**Extracted entries**:
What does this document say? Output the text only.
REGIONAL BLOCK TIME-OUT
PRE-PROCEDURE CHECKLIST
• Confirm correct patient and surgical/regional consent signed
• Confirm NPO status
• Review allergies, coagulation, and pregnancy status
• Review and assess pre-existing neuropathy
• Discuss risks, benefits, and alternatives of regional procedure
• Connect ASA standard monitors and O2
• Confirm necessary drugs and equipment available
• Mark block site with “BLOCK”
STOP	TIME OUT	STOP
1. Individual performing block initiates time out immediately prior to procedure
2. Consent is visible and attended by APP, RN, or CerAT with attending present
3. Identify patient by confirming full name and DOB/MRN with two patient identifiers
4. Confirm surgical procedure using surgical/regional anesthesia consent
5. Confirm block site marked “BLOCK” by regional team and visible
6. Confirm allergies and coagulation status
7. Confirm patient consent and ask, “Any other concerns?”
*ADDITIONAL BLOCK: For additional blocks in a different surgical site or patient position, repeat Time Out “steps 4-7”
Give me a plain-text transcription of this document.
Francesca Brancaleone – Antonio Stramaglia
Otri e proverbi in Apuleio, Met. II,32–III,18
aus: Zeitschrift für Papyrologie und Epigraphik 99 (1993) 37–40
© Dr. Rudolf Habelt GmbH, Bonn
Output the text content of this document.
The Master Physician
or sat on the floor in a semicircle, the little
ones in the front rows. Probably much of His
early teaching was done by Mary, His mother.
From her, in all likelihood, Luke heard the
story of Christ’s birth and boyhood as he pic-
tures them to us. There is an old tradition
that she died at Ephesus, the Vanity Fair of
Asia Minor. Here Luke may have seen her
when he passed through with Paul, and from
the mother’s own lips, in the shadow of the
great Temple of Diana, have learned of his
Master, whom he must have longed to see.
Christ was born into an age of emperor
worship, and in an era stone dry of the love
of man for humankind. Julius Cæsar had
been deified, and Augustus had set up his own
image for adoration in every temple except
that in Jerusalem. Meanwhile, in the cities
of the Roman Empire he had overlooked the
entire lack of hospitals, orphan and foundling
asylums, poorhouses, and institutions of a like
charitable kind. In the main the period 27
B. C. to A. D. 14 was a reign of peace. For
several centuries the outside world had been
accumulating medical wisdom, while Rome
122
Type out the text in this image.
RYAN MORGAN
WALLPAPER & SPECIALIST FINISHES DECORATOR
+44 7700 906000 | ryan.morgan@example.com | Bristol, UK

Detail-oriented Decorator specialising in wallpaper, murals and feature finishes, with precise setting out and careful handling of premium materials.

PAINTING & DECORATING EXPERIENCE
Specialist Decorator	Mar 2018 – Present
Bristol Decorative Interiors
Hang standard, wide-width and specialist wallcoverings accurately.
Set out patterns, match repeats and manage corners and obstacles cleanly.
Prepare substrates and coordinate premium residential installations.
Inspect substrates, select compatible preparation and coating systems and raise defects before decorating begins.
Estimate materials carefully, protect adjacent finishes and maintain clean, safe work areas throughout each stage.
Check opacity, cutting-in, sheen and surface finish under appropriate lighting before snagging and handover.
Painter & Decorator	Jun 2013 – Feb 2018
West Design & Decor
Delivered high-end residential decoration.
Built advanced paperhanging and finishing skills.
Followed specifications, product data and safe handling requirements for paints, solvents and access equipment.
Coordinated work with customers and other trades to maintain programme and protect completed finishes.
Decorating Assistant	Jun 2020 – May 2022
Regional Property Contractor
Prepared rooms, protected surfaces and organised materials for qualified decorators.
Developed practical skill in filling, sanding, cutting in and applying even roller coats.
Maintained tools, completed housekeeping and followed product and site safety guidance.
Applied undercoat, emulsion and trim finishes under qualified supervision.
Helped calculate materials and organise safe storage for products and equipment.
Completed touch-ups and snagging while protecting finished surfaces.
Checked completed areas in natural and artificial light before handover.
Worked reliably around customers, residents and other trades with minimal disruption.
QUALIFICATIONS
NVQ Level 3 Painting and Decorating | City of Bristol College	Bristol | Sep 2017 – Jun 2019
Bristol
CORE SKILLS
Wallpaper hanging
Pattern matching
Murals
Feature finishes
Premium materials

**Problem to solve**: Return the whole listing exactly.

**Exercise result**:
What does this document say? Output the text only.
REGIONAL BLOCK TIME-OUT
PRE-PROCEDURE CHECKLIST
• Confirm correct patient and surgical/regional consent signed
• Confirm NPO status
• Review allergies, coagulation, and pregnancy status
• Review and assess pre-existing neuropathy
• Discuss risks, benefits, and alternatives of regional procedure
• Connect ASA standard monitors and O2
• Confirm necessary drugs and equipment available
• Mark block site with “BLOCK”
STOP	TIME OUT	STOP
1. Individual performing block initiates time out immediately prior to procedure
2. Consent is visible and attended by APP, RN, or CerAT with attending present
3. Identify patient by confirming full name and DOB/MRN with two patient identifiers
4. Confirm surgical procedure using surgical/regional anesthesia consent
5. Confirm block site marked “BLOCK” by regional team and visible
6. Confirm allergies and coagulation status
7. Confirm patient consent and ask, “Any other concerns?”
*ADDITIONAL BLOCK: For additional blocks in a different surgical site or patient position, repeat Time Out “steps 4-7”
Give me a plain-text transcription of this document.
Francesca Brancaleone – Antonio Stramaglia
Otri e proverbi in Apuleio, Met. II,32–III,18
aus: Zeitschrift für Papyrologie und Epigraphik 99 (1993) 37–40
© Dr. Rudolf Habelt GmbH, Bonn
Output the text content of this document.
The Master Physician
or sat on the floor in a semicircle, the little
ones in the front rows. Probably much of His
early teaching was done by Mary, His mother.
From her, in all likelihood, Luke heard the
story of Christ’s birth and boyhood as he pic-
tures them to us. There is an old tradition
that she died at Ephesus, the Vanity Fair of
Asia Minor. Here Luke may have seen her
when he passed through with Paul, and from
the mother’s own lips, in the shadow of the
great Temple of Diana, have learned of his
Master, whom he must have longed to see.
Christ was born into an age of emperor
worship, and in an era stone dry of the love
of man for humankind. Julius Cæsar had
been deified, and Augustus had set up his own
image for adoration in every temple except
that in Jerusalem. Meanwhile, in the cities
of the Roman Empire he had overlooked the
entire lack of hospitals, orphan and foundling
asylums, poorhouses, and institutions of a like
charitable kind. In the main the period 27
B. C. to A. D. 14 was a reign of peace. For
several centuries the outside world had been
accumulating medical wisdom, while Rome
122
Type out the text in this image.
RYAN MORGAN
WALLPAPER & SPECIALIST FINISHES DECORATOR
+44 7700 906000 | ryan.morgan@example.com | Bristol, UK

Detail-oriented Decorator specialising in wallpaper, murals and feature finishes, with precise setting out and careful handling of premium materials.

PAINTING & DECORATING EXPERIENCE
Specialist Decorator	Mar 2018 – Present
Bristol Decorative Interiors
Hang standard, wide-width and specialist wallcoverings accurately.
Set out patterns, match repeats and manage corners and obstacles cleanly.
Prepare substrates and coordinate premium residential installations.
Inspect substrates, select compatible preparation and coating systems and raise defects before decorating begins.
Estimate materials carefully, protect adjacent finishes and maintain clean, safe work areas throughout each stage.
Check opacity, cutting-in, sheen and surface finish under appropriate lighting before snagging and handover.
Painter & Decorator	Jun 2013 – Feb 2018
West Design & Decor
Delivered high-end residential decoration.
Built advanced paperhanging and finishing skills.
Followed specifications, product data and safe handling requirements for paints, solvents and access equipment.
Coordinated work with customers and other trades to maintain programme and protect completed finishes.
Decorating Assistant	Jun 2020 – May 2022
Regional Property Contractor
Prepared rooms, protected surfaces and organised materials for qualified decorators.
Developed practical skill in filling, sanding, cutting in and applying even roller coats.
Maintained tools, completed housekeeping and followed product and site safety guidance.
Applied undercoat, emulsion and trim finishes under qualified supervision.
Helped calculate materials and organise safe storage for products and equipment.
Completed touch-ups and snagging while protecting finished surfaces.
Checked completed areas in natural and artificial light before handover.
Worked reliably around customers, residents and other trades with minimal disruption.
QUALIFICATIONS
NVQ Level 3 Painting and Decorating | City of Bristol College	Bristol | Sep 2017 – Jun 2019
Bristol
CORE SKILLS
Wallpaper hanging
Pattern matching
Murals
Feature finishes
Premium materials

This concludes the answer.